◆ THE REQUEST
Transcribe each record below word for word.

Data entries
- - - - -

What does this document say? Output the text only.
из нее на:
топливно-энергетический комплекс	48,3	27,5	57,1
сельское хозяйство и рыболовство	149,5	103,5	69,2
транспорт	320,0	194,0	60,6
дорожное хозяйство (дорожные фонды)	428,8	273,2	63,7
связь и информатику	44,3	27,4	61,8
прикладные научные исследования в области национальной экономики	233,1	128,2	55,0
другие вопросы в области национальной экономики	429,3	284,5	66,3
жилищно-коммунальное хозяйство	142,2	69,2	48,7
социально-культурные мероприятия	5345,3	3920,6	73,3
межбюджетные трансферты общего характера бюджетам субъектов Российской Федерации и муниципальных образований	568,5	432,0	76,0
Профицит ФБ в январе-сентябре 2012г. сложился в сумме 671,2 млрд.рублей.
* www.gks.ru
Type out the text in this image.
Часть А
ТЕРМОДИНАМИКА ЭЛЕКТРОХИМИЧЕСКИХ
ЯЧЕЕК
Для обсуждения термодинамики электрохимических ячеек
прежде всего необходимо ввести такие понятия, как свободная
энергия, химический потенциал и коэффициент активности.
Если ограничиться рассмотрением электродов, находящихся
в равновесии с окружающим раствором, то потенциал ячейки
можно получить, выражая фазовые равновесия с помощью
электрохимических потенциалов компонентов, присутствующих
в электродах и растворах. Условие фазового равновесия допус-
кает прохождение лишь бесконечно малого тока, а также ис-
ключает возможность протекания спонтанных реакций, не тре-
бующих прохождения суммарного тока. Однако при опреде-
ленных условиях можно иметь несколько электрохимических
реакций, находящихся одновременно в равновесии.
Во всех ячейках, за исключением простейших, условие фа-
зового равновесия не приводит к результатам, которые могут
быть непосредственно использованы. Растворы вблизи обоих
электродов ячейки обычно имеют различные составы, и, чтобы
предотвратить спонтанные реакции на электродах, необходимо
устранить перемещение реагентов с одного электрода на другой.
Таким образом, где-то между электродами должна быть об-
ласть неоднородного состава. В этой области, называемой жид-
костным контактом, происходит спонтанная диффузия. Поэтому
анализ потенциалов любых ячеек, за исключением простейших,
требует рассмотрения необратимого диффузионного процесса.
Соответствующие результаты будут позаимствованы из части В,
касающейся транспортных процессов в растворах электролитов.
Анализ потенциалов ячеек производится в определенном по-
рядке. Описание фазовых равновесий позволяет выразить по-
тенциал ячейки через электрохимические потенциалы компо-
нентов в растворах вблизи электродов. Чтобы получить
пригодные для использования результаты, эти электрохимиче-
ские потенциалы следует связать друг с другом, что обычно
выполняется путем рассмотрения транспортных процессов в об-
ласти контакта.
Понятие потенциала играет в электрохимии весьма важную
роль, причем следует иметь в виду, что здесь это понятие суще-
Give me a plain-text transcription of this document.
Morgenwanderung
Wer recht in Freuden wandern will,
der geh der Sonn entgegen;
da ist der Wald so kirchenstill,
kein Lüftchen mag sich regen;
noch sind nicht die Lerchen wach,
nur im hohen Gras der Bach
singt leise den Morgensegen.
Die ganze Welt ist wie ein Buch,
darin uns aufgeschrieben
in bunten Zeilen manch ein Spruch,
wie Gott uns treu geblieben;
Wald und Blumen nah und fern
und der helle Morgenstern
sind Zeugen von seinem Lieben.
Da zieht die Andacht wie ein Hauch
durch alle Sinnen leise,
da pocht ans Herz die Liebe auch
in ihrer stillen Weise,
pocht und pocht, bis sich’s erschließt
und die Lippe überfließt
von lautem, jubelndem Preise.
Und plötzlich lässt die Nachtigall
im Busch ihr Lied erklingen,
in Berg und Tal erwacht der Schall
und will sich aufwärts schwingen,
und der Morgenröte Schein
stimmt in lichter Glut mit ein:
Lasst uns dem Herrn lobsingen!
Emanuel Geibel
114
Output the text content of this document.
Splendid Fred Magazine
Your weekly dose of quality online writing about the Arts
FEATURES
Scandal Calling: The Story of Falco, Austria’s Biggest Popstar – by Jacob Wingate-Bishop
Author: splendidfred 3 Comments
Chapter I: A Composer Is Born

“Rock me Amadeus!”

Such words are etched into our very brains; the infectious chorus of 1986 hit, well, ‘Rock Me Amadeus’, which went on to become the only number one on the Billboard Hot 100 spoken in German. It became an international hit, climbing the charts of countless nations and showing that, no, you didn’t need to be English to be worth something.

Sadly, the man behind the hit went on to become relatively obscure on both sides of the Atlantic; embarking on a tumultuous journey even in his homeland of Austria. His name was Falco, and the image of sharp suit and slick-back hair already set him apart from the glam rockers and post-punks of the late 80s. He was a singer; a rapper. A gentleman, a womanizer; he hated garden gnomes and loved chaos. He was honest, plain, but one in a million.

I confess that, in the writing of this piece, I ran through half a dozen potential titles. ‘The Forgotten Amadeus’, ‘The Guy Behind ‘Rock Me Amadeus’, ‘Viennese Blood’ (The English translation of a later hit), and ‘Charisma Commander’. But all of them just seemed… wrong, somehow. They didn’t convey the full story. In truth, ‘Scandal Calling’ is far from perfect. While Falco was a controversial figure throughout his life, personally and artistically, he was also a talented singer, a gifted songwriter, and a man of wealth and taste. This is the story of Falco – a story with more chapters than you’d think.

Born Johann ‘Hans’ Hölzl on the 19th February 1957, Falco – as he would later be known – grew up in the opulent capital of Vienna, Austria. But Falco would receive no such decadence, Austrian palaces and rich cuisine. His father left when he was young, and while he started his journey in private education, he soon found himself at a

- - - - -

◆ TASK ANSWER
What does this document say? Output the text only.
из нее на:
топливно-энергетический комплекс	48,3	27,5	57,1
сельское хозяйство и рыболовство	149,5	103,5	69,2
транспорт	320,0	194,0	60,6
дорожное хозяйство (дорожные фонды)	428,8	273,2	63,7
связь и информатику	44,3	27,4	61,8
прикладные научные исследования в области национальной экономики	233,1	128,2	55,0
другие вопросы в области национальной экономики	429,3	284,5	66,3
жилищно-коммунальное хозяйство	142,2	69,2	48,7
социально-культурные мероприятия	5345,3	3920,6	73,3
межбюджетные трансферты общего характера бюджетам субъектов Российской Федерации и муниципальных образований	568,5	432,0	76,0
Профицит ФБ в январе-сентябре 2012г. сложился в сумме 671,2 млрд.рублей.
* www.gks.ru
Type out the text in this image.
Часть А
ТЕРМОДИНАМИКА ЭЛЕКТРОХИМИЧЕСКИХ
ЯЧЕЕК
Для обсуждения термодинамики электрохимических ячеек
прежде всего необходимо ввести такие понятия, как свободная
энергия, химический потенциал и коэффициент активности.
Если ограничиться рассмотрением электродов, находящихся
в равновесии с окружающим раствором, то потенциал ячейки
можно получить, выражая фазовые равновесия с помощью
электрохимических потенциалов компонентов, присутствующих
в электродах и растворах. Условие фазового равновесия допус-
кает прохождение лишь бесконечно малого тока, а также ис-
ключает возможность протекания спонтанных реакций, не тре-
бующих прохождения суммарного тока. Однако при опреде-
ленных условиях можно иметь несколько электрохимических
реакций, находящихся одновременно в равновесии.
Во всех ячейках, за исключением простейших, условие фа-
зового равновесия не приводит к результатам, которые могут
быть непосредственно использованы. Растворы вблизи обоих
электродов ячейки обычно имеют различные составы, и, чтобы
предотвратить спонтанные реакции на электродах, необходимо
устранить перемещение реагентов с одного электрода на другой.
Таким образом, где-то между электродами должна быть об-
ласть неоднородного состава. В этой области, называемой жид-
костным контактом, происходит спонтанная диффузия. Поэтому
анализ потенциалов любых ячеек, за исключением простейших,
требует рассмотрения необратимого диффузионного процесса.
Соответствующие результаты будут позаимствованы из части В,
касающейся транспортных процессов в растворах электролитов.
Анализ потенциалов ячеек производится в определенном по-
рядке. Описание фазовых равновесий позволяет выразить по-
тенциал ячейки через электрохимические потенциалы компо-
нентов в растворах вблизи электродов. Чтобы получить
пригодные для использования результаты, эти электрохимиче-
ские потенциалы следует связать друг с другом, что обычно
выполняется путем рассмотрения транспортных процессов в об-
ласти контакта.
Понятие потенциала играет в электрохимии весьма важную
роль, причем следует иметь в виду, что здесь это понятие суще-
Give me a plain-text transcription of this document.
Morgenwanderung
Wer recht in Freuden wandern will,
der geh der Sonn entgegen;
da ist der Wald so kirchenstill,
kein Lüftchen mag sich regen;
noch sind nicht die Lerchen wach,
nur im hohen Gras der Bach
singt leise den Morgensegen.
Die ganze Welt ist wie ein Buch,
darin uns aufgeschrieben
in bunten Zeilen manch ein Spruch,
wie Gott uns treu geblieben;
Wald und Blumen nah und fern
und der helle Morgenstern
sind Zeugen von seinem Lieben.
Da zieht die Andacht wie ein Hauch
durch alle Sinnen leise,
da pocht ans Herz die Liebe auch
in ihrer stillen Weise,
pocht und pocht, bis sich’s erschließt
und die Lippe überfließt
von lautem, jubelndem Preise.
Und plötzlich lässt die Nachtigall
im Busch ihr Lied erklingen,
in Berg und Tal erwacht der Schall
und will sich aufwärts schwingen,
und der Morgenröte Schein
stimmt in lichter Glut mit ein:
Lasst uns dem Herrn lobsingen!
Emanuel Geibel
114
Output the text content of this document.
Splendid Fred Magazine
Your weekly dose of quality online writing about the Arts
FEATURES
Scandal Calling: The Story of Falco, Austria’s Biggest Popstar – by Jacob Wingate-Bishop
Author: splendidfred 3 Comments
Chapter I: A Composer Is Born

“Rock me Amadeus!”

Such words are etched into our very brains; the infectious chorus of 1986 hit, well, ‘Rock Me Amadeus’, which went on to become the only number one on the Billboard Hot 100 spoken in German. It became an international hit, climbing the charts of countless nations and showing that, no, you didn’t need to be English to be worth something.

Sadly, the man behind the hit went on to become relatively obscure on both sides of the Atlantic; embarking on a tumultuous journey even in his homeland of Austria. His name was Falco, and the image of sharp suit and slick-back hair already set him apart from the glam rockers and post-punks of the late 80s. He was a singer; a rapper. A gentleman, a womanizer; he hated garden gnomes and loved chaos. He was honest, plain, but one in a million.

I confess that, in the writing of this piece, I ran through half a dozen potential titles. ‘The Forgotten Amadeus’, ‘The Guy Behind ‘Rock Me Amadeus’, ‘Viennese Blood’ (The English translation of a later hit), and ‘Charisma Commander’. But all of them just seemed… wrong, somehow. They didn’t convey the full story. In truth, ‘Scandal Calling’ is far from perfect. While Falco was a controversial figure throughout his life, personally and artistically, he was also a talented singer, a gifted songwriter, and a man of wealth and taste. This is the story of Falco – a story with more chapters than you’d think.

Born Johann ‘Hans’ Hölzl on the 19th February 1957, Falco – as he would later be known – grew up in the opulent capital of Vienna, Austria. But Falco would receive no such decadence, Austrian palaces and rich cuisine. His father left when he was young, and while he started his journey in private education, he soon found himself at a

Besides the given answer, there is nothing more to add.